Check every line of the material below for "color". Give the number of lines that have it, and only that.

• • •

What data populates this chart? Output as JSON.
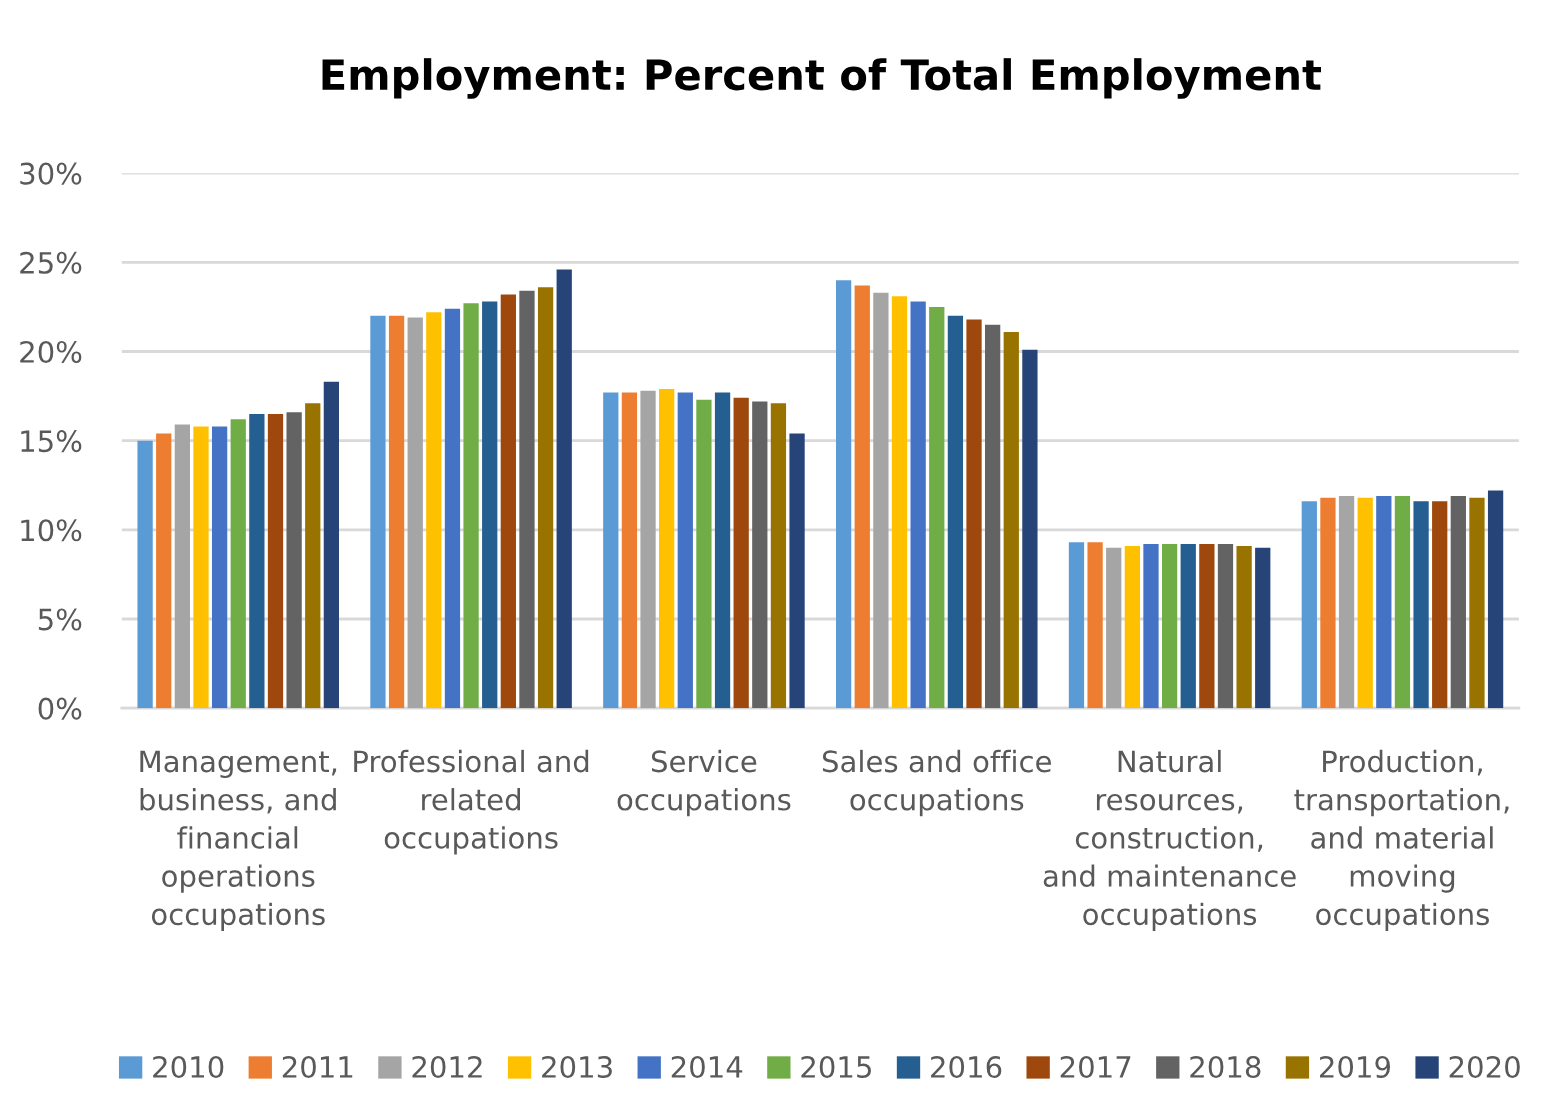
{
  "chart_data": {
    "type": "bar",
    "title": "Employment: Percent of Total Employment",
    "categories": [
      "Management,\nbusiness, and\nfinancial\noperations\noccupations",
      "Professional and\nrelated\noccupations",
      "Service\noccupations",
      "Sales and office\noccupations",
      "Natural\nresources,\nconstruction,\nand maintenance\noccupations",
      "Production,\ntransportation,\nand material\nmoving\noccupations"
    ],
    "series": [
      {
        "name": "2010",
        "color": "#5b9bd5",
        "values": [
          15.0,
          22.0,
          17.7,
          24.0,
          9.3,
          11.6
        ]
      },
      {
        "name": "2011",
        "color": "#ed7d31",
        "values": [
          15.4,
          22.0,
          17.7,
          23.7,
          9.3,
          11.8
        ]
      },
      {
        "name": "2012",
        "color": "#a5a5a5",
        "values": [
          15.9,
          21.9,
          17.8,
          23.3,
          9.0,
          11.9
        ]
      },
      {
        "name": "2013",
        "color": "#ffc000",
        "values": [
          15.8,
          22.2,
          17.9,
          23.1,
          9.1,
          11.8
        ]
      },
      {
        "name": "2014",
        "color": "#4472c4",
        "values": [
          15.8,
          22.4,
          17.7,
          22.8,
          9.2,
          11.9
        ]
      },
      {
        "name": "2015",
        "color": "#70ad47",
        "values": [
          16.2,
          22.7,
          17.3,
          22.5,
          9.2,
          11.9
        ]
      },
      {
        "name": "2016",
        "color": "#255e91",
        "values": [
          16.5,
          22.8,
          17.7,
          22.0,
          9.2,
          11.6
        ]
      },
      {
        "name": "2017",
        "color": "#9e480e",
        "values": [
          16.5,
          23.2,
          17.4,
          21.8,
          9.2,
          11.6
        ]
      },
      {
        "name": "2018",
        "color": "#636363",
        "values": [
          16.6,
          23.4,
          17.2,
          21.5,
          9.2,
          11.9
        ]
      },
      {
        "name": "2019",
        "color": "#997300",
        "values": [
          17.1,
          23.6,
          17.1,
          21.1,
          9.1,
          11.8
        ]
      },
      {
        "name": "2020",
        "color": "#264478",
        "values": [
          18.3,
          24.6,
          15.4,
          20.1,
          9.0,
          12.2
        ]
      }
    ],
    "ylim": [
      0,
      30
    ],
    "yticks": [
      {
        "value": 0,
        "label": "0%"
      },
      {
        "value": 5,
        "label": "5%"
      },
      {
        "value": 10,
        "label": "10%"
      },
      {
        "value": 15,
        "label": "15%"
      },
      {
        "value": 20,
        "label": "20%"
      },
      {
        "value": 25,
        "label": "25%"
      },
      {
        "value": 30,
        "label": "30%"
      }
    ],
    "grid": "y",
    "legend": "bottom"
  }
}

• • •

-- Answer to this exercise --
11